→ **INSTRUCTION**
Go through the entries one line at a time, and gather every line that has the word "this".

→ **DATA FOR THE TASK**
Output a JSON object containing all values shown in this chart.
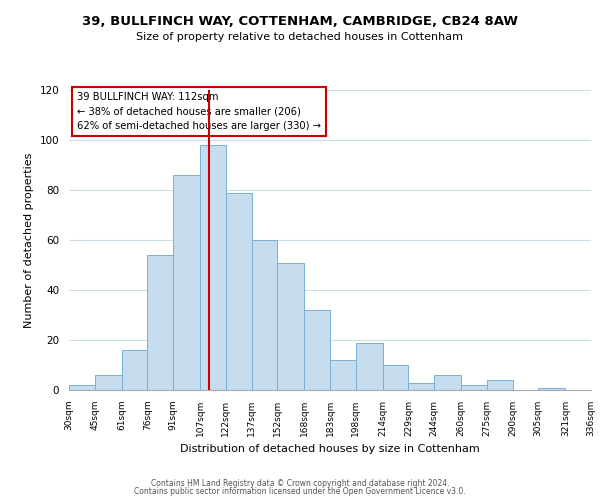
{
  "title1": "39, BULLFINCH WAY, COTTENHAM, CAMBRIDGE, CB24 8AW",
  "title2": "Size of property relative to detached houses in Cottenham",
  "xlabel": "Distribution of detached houses by size in Cottenham",
  "ylabel": "Number of detached properties",
  "bin_labels": [
    "30sqm",
    "45sqm",
    "61sqm",
    "76sqm",
    "91sqm",
    "107sqm",
    "122sqm",
    "137sqm",
    "152sqm",
    "168sqm",
    "183sqm",
    "198sqm",
    "214sqm",
    "229sqm",
    "244sqm",
    "260sqm",
    "275sqm",
    "290sqm",
    "305sqm",
    "321sqm",
    "336sqm"
  ],
  "bar_heights": [
    2,
    6,
    16,
    54,
    86,
    98,
    79,
    60,
    51,
    32,
    12,
    19,
    10,
    3,
    6,
    2,
    4,
    0,
    1,
    0
  ],
  "bar_color": "#c5ddef",
  "bar_edge_color": "#7ab0d4",
  "vline_x": 112,
  "vline_color": "#cc0000",
  "annotation_line1": "39 BULLFINCH WAY: 112sqm",
  "annotation_line2": "← 38% of detached houses are smaller (206)",
  "annotation_line3": "62% of semi-detached houses are larger (330) →",
  "annotation_box_edge": "#cc0000",
  "ylim": [
    0,
    120
  ],
  "yticks": [
    0,
    20,
    40,
    60,
    80,
    100,
    120
  ],
  "footer1": "Contains HM Land Registry data © Crown copyright and database right 2024.",
  "footer2": "Contains public sector information licensed under the Open Government Licence v3.0.",
  "bin_edges": [
    30,
    45,
    61,
    76,
    91,
    107,
    122,
    137,
    152,
    168,
    183,
    198,
    214,
    229,
    244,
    260,
    275,
    290,
    305,
    321,
    336
  ]
}
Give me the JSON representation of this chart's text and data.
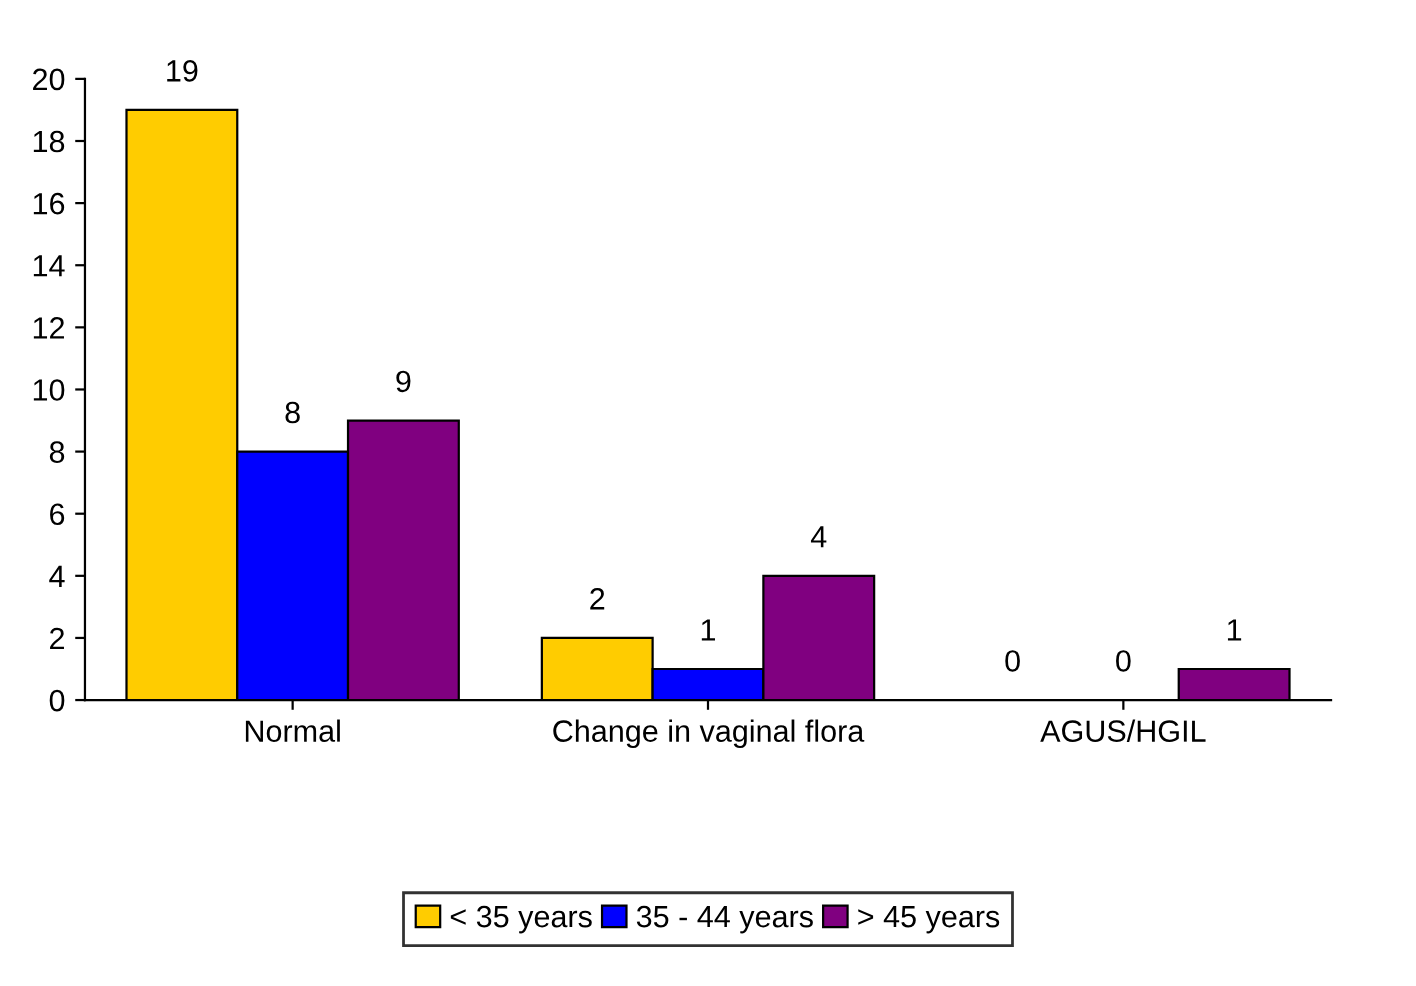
{
  "chart_data": {
    "type": "bar",
    "categories": [
      "Normal",
      "Change in vaginal flora",
      "AGUS/HGIL"
    ],
    "series": [
      {
        "name": "< 35 years",
        "color": "#ffcc00",
        "values": [
          19,
          2,
          0
        ]
      },
      {
        "name": "35 - 44 years",
        "color": "#0000ff",
        "values": [
          8,
          1,
          0
        ]
      },
      {
        "name": "> 45 years",
        "color": "#800080",
        "values": [
          9,
          4,
          1
        ]
      }
    ],
    "ylim": [
      0,
      20
    ],
    "yticks": [
      0,
      2,
      4,
      6,
      8,
      10,
      12,
      14,
      16,
      18,
      20
    ],
    "grid": false,
    "legend": "bottom",
    "data_labels": true
  }
}
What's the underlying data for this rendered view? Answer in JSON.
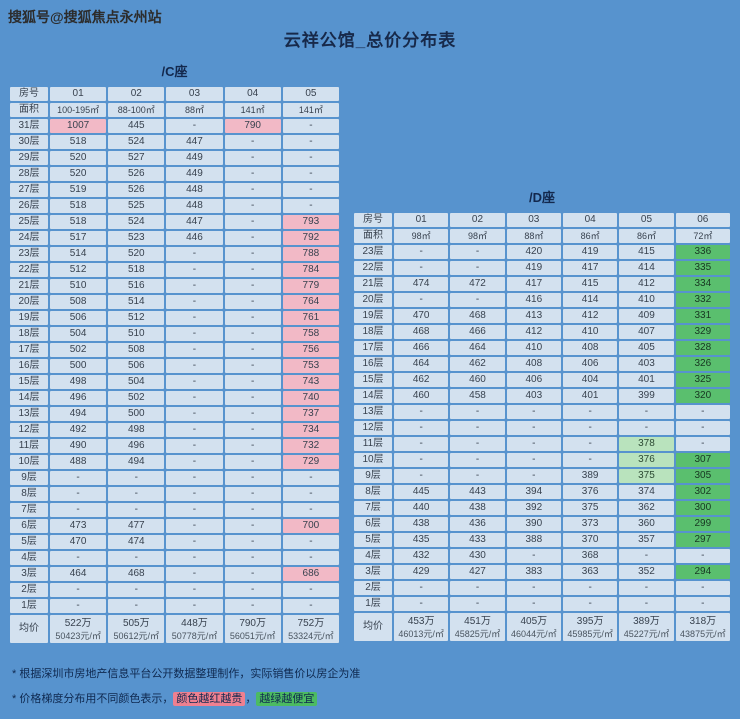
{
  "watermark": "搜狐号@搜狐焦点永州站",
  "title": "云祥公馆_总价分布表",
  "colors": {
    "page_bg": "#5793ce",
    "cell_bg": "#d3e1ef",
    "pink_highlight": "#f2b9c6",
    "green_highlight": "#5abf6e",
    "light_green_highlight": "#b9e3bd"
  },
  "notes": {
    "source": "* 根据深圳市房地产信息平台公开数据整理制作，实际销售价以房企为准",
    "legend_prefix": "* 价格梯度分布用不同颜色表示，",
    "legend_red": "颜色越红越贵",
    "legend_sep": "，",
    "legend_green": "越绿越便宜"
  },
  "chart_data": [
    {
      "type": "heatmap",
      "name": "/C座",
      "room_header": "房号",
      "area_header": "面积",
      "avg_label": "均价",
      "rooms": [
        "01",
        "02",
        "03",
        "04",
        "05"
      ],
      "areas": [
        "100-195㎡",
        "88-100㎡",
        "88㎡",
        "141㎡",
        "141㎡"
      ],
      "rows": [
        {
          "floor": "31层",
          "values": [
            "1007",
            "445",
            "-",
            "790",
            "-"
          ],
          "marks": [
            "p",
            "",
            "",
            "p",
            ""
          ]
        },
        {
          "floor": "30层",
          "values": [
            "518",
            "524",
            "447",
            "-",
            "-"
          ]
        },
        {
          "floor": "29层",
          "values": [
            "520",
            "527",
            "449",
            "-",
            "-"
          ]
        },
        {
          "floor": "28层",
          "values": [
            "520",
            "526",
            "449",
            "-",
            "-"
          ]
        },
        {
          "floor": "27层",
          "values": [
            "519",
            "526",
            "448",
            "-",
            "-"
          ]
        },
        {
          "floor": "26层",
          "values": [
            "518",
            "525",
            "448",
            "-",
            "-"
          ]
        },
        {
          "floor": "25层",
          "values": [
            "518",
            "524",
            "447",
            "-",
            "793"
          ],
          "marks": [
            "",
            "",
            "",
            "",
            "p"
          ]
        },
        {
          "floor": "24层",
          "values": [
            "517",
            "523",
            "446",
            "-",
            "792"
          ],
          "marks": [
            "",
            "",
            "",
            "",
            "p"
          ]
        },
        {
          "floor": "23层",
          "values": [
            "514",
            "520",
            "-",
            "-",
            "788"
          ],
          "marks": [
            "",
            "",
            "",
            "",
            "p"
          ]
        },
        {
          "floor": "22层",
          "values": [
            "512",
            "518",
            "-",
            "-",
            "784"
          ],
          "marks": [
            "",
            "",
            "",
            "",
            "p"
          ]
        },
        {
          "floor": "21层",
          "values": [
            "510",
            "516",
            "-",
            "-",
            "779"
          ],
          "marks": [
            "",
            "",
            "",
            "",
            "p"
          ]
        },
        {
          "floor": "20层",
          "values": [
            "508",
            "514",
            "-",
            "-",
            "764"
          ],
          "marks": [
            "",
            "",
            "",
            "",
            "p"
          ]
        },
        {
          "floor": "19层",
          "values": [
            "506",
            "512",
            "-",
            "-",
            "761"
          ],
          "marks": [
            "",
            "",
            "",
            "",
            "p"
          ]
        },
        {
          "floor": "18层",
          "values": [
            "504",
            "510",
            "-",
            "-",
            "758"
          ],
          "marks": [
            "",
            "",
            "",
            "",
            "p"
          ]
        },
        {
          "floor": "17层",
          "values": [
            "502",
            "508",
            "-",
            "-",
            "756"
          ],
          "marks": [
            "",
            "",
            "",
            "",
            "p"
          ]
        },
        {
          "floor": "16层",
          "values": [
            "500",
            "506",
            "-",
            "-",
            "753"
          ],
          "marks": [
            "",
            "",
            "",
            "",
            "p"
          ]
        },
        {
          "floor": "15层",
          "values": [
            "498",
            "504",
            "-",
            "-",
            "743"
          ],
          "marks": [
            "",
            "",
            "",
            "",
            "p"
          ]
        },
        {
          "floor": "14层",
          "values": [
            "496",
            "502",
            "-",
            "-",
            "740"
          ],
          "marks": [
            "",
            "",
            "",
            "",
            "p"
          ]
        },
        {
          "floor": "13层",
          "values": [
            "494",
            "500",
            "-",
            "-",
            "737"
          ],
          "marks": [
            "",
            "",
            "",
            "",
            "p"
          ]
        },
        {
          "floor": "12层",
          "values": [
            "492",
            "498",
            "-",
            "-",
            "734"
          ],
          "marks": [
            "",
            "",
            "",
            "",
            "p"
          ]
        },
        {
          "floor": "11层",
          "values": [
            "490",
            "496",
            "-",
            "-",
            "732"
          ],
          "marks": [
            "",
            "",
            "",
            "",
            "p"
          ]
        },
        {
          "floor": "10层",
          "values": [
            "488",
            "494",
            "-",
            "-",
            "729"
          ],
          "marks": [
            "",
            "",
            "",
            "",
            "p"
          ]
        },
        {
          "floor": "9层",
          "values": [
            "-",
            "-",
            "-",
            "-",
            "-"
          ]
        },
        {
          "floor": "8层",
          "values": [
            "-",
            "-",
            "-",
            "-",
            "-"
          ]
        },
        {
          "floor": "7层",
          "values": [
            "-",
            "-",
            "-",
            "-",
            "-"
          ]
        },
        {
          "floor": "6层",
          "values": [
            "473",
            "477",
            "-",
            "-",
            "700"
          ],
          "marks": [
            "",
            "",
            "",
            "",
            "p"
          ]
        },
        {
          "floor": "5层",
          "values": [
            "470",
            "474",
            "-",
            "-",
            "-"
          ]
        },
        {
          "floor": "4层",
          "values": [
            "-",
            "-",
            "-",
            "-",
            "-"
          ]
        },
        {
          "floor": "3层",
          "values": [
            "464",
            "468",
            "-",
            "-",
            "686"
          ],
          "marks": [
            "",
            "",
            "",
            "",
            "p"
          ]
        },
        {
          "floor": "2层",
          "values": [
            "-",
            "-",
            "-",
            "-",
            "-"
          ]
        },
        {
          "floor": "1层",
          "values": [
            "-",
            "-",
            "-",
            "-",
            "-"
          ]
        }
      ],
      "avg": [
        [
          "522万",
          "50423元/㎡"
        ],
        [
          "505万",
          "50612元/㎡"
        ],
        [
          "448万",
          "50778元/㎡"
        ],
        [
          "790万",
          "56051元/㎡"
        ],
        [
          "752万",
          "53324元/㎡"
        ]
      ]
    },
    {
      "type": "heatmap",
      "name": "/D座",
      "room_header": "房号",
      "area_header": "面积",
      "avg_label": "均价",
      "rooms": [
        "01",
        "02",
        "03",
        "04",
        "05",
        "06"
      ],
      "areas": [
        "98㎡",
        "98㎡",
        "88㎡",
        "86㎡",
        "86㎡",
        "72㎡"
      ],
      "rows": [
        {
          "floor": "23层",
          "values": [
            "-",
            "-",
            "420",
            "419",
            "415",
            "336"
          ],
          "marks": [
            "",
            "",
            "",
            "",
            "",
            "g"
          ]
        },
        {
          "floor": "22层",
          "values": [
            "-",
            "-",
            "419",
            "417",
            "414",
            "335"
          ],
          "marks": [
            "",
            "",
            "",
            "",
            "",
            "g"
          ]
        },
        {
          "floor": "21层",
          "values": [
            "474",
            "472",
            "417",
            "415",
            "412",
            "334"
          ],
          "marks": [
            "",
            "",
            "",
            "",
            "",
            "g"
          ]
        },
        {
          "floor": "20层",
          "values": [
            "-",
            "-",
            "416",
            "414",
            "410",
            "332"
          ],
          "marks": [
            "",
            "",
            "",
            "",
            "",
            "g"
          ]
        },
        {
          "floor": "19层",
          "values": [
            "470",
            "468",
            "413",
            "412",
            "409",
            "331"
          ],
          "marks": [
            "",
            "",
            "",
            "",
            "",
            "g"
          ]
        },
        {
          "floor": "18层",
          "values": [
            "468",
            "466",
            "412",
            "410",
            "407",
            "329"
          ],
          "marks": [
            "",
            "",
            "",
            "",
            "",
            "g"
          ]
        },
        {
          "floor": "17层",
          "values": [
            "466",
            "464",
            "410",
            "408",
            "405",
            "328"
          ],
          "marks": [
            "",
            "",
            "",
            "",
            "",
            "g"
          ]
        },
        {
          "floor": "16层",
          "values": [
            "464",
            "462",
            "408",
            "406",
            "403",
            "326"
          ],
          "marks": [
            "",
            "",
            "",
            "",
            "",
            "g"
          ]
        },
        {
          "floor": "15层",
          "values": [
            "462",
            "460",
            "406",
            "404",
            "401",
            "325"
          ],
          "marks": [
            "",
            "",
            "",
            "",
            "",
            "g"
          ]
        },
        {
          "floor": "14层",
          "values": [
            "460",
            "458",
            "403",
            "401",
            "399",
            "320"
          ],
          "marks": [
            "",
            "",
            "",
            "",
            "",
            "g"
          ]
        },
        {
          "floor": "13层",
          "values": [
            "-",
            "-",
            "-",
            "-",
            "-",
            "-"
          ]
        },
        {
          "floor": "12层",
          "values": [
            "-",
            "-",
            "-",
            "-",
            "-",
            "-"
          ]
        },
        {
          "floor": "11层",
          "values": [
            "-",
            "-",
            "-",
            "-",
            "378",
            "-"
          ],
          "marks": [
            "",
            "",
            "",
            "",
            "lg",
            ""
          ]
        },
        {
          "floor": "10层",
          "values": [
            "-",
            "-",
            "-",
            "-",
            "376",
            "307"
          ],
          "marks": [
            "",
            "",
            "",
            "",
            "lg",
            "g"
          ]
        },
        {
          "floor": "9层",
          "values": [
            "-",
            "-",
            "-",
            "389",
            "375",
            "305"
          ],
          "marks": [
            "",
            "",
            "",
            "",
            "lg",
            "g"
          ]
        },
        {
          "floor": "8层",
          "values": [
            "445",
            "443",
            "394",
            "376",
            "374",
            "302"
          ],
          "marks": [
            "",
            "",
            "",
            "",
            "",
            "g"
          ]
        },
        {
          "floor": "7层",
          "values": [
            "440",
            "438",
            "392",
            "375",
            "362",
            "300"
          ],
          "marks": [
            "",
            "",
            "",
            "",
            "",
            "g"
          ]
        },
        {
          "floor": "6层",
          "values": [
            "438",
            "436",
            "390",
            "373",
            "360",
            "299"
          ],
          "marks": [
            "",
            "",
            "",
            "",
            "",
            "g"
          ]
        },
        {
          "floor": "5层",
          "values": [
            "435",
            "433",
            "388",
            "370",
            "357",
            "297"
          ],
          "marks": [
            "",
            "",
            "",
            "",
            "",
            "g"
          ]
        },
        {
          "floor": "4层",
          "values": [
            "432",
            "430",
            "-",
            "368",
            "-",
            "-"
          ]
        },
        {
          "floor": "3层",
          "values": [
            "429",
            "427",
            "383",
            "363",
            "352",
            "294"
          ],
          "marks": [
            "",
            "",
            "",
            "",
            "",
            "g"
          ]
        },
        {
          "floor": "2层",
          "values": [
            "-",
            "-",
            "-",
            "-",
            "-",
            "-"
          ]
        },
        {
          "floor": "1层",
          "values": [
            "-",
            "-",
            "-",
            "-",
            "-",
            "-"
          ]
        }
      ],
      "avg": [
        [
          "453万",
          "46013元/㎡"
        ],
        [
          "451万",
          "45825元/㎡"
        ],
        [
          "405万",
          "46044元/㎡"
        ],
        [
          "395万",
          "45985元/㎡"
        ],
        [
          "389万",
          "45227元/㎡"
        ],
        [
          "318万",
          "43875元/㎡"
        ]
      ]
    }
  ]
}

→ **CORRECT RESULT**
Output a JSON object containing all values shown in this chart.
Give me the JSON representation of this chart's text and data.
What's the underlying data for this rendered view? Answer in JSON.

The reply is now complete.